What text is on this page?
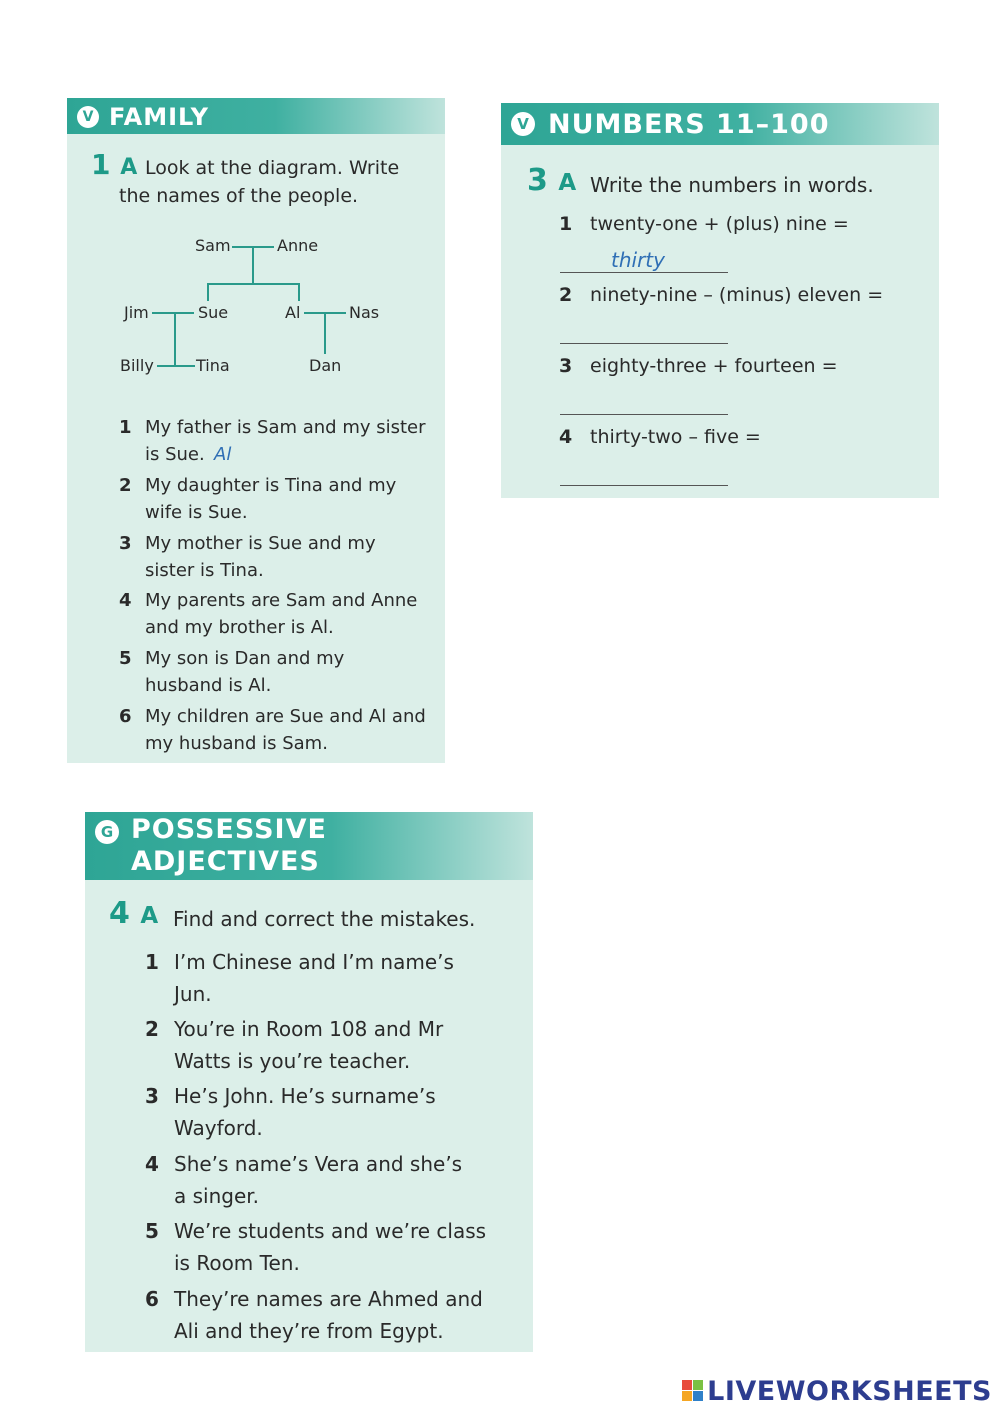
V FAMILY
1 A Look at the diagram. Write
the names of the people.
Sam	Anne
Jim	Sue	Al	Nas
Billy	Tina	Dan
1 My father is Sam and my sister
is Sue. Al
2 My daughter is Tina and my
wife is Sue.
3 My mother is Sue and my
sister is Tina.
4 My parents are Sam and Anne
and my brother is Al.
5 My son is Dan and my
husband is Al.
6 My children are Sue and Al and
my husband is Sam.
V NUMBERS 11–100
3 A Write the numbers in words.
1 twenty-one + (plus) nine =
thirty
2 ninety-nine – (minus) eleven =
3 eighty-three + fourteen =
4 thirty-two – five =
G POSSESSIVE
ADJECTIVES
4 A Find and correct the mistakes.
1 I’m Chinese and I’m name’s
Jun.
2 You’re in Room 108 and Mr
Watts is you’re teacher.
3 He’s John. He’s surname’s
Wayford.
4 She’s name’s Vera and she’s
a singer.
5 We’re students and we’re class
is Room Ten.
6 They’re names are Ahmed and
Ali and they’re from Egypt.
LIVEWORKSHEETS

* * *

Aim of the task: From the records given above, reproduce all text exactly and exclude each picture.

Exercise result:
What text is on this page?
V FAMILY
1 A Look at the diagram. Write
the names of the people.
Sam	Anne
Jim	Sue	Al	Nas
Billy	Tina	Dan
1 My father is Sam and my sister
is Sue. Al
2 My daughter is Tina and my
wife is Sue.
3 My mother is Sue and my
sister is Tina.
4 My parents are Sam and Anne
and my brother is Al.
5 My son is Dan and my
husband is Al.
6 My children are Sue and Al and
my husband is Sam.
V NUMBERS 11–100
3 A Write the numbers in words.
1 twenty-one + (plus) nine =
thirty
2 ninety-nine – (minus) eleven =
3 eighty-three + fourteen =
4 thirty-two – five =
G POSSESSIVE
ADJECTIVES
4 A Find and correct the mistakes.
1 I’m Chinese and I’m name’s
Jun.
2 You’re in Room 108 and Mr
Watts is you’re teacher.
3 He’s John. He’s surname’s
Wayford.
4 She’s name’s Vera and she’s
a singer.
5 We’re students and we’re class
is Room Ten.
6 They’re names are Ahmed and
Ali and they’re from Egypt.
LIVEWORKSHEETS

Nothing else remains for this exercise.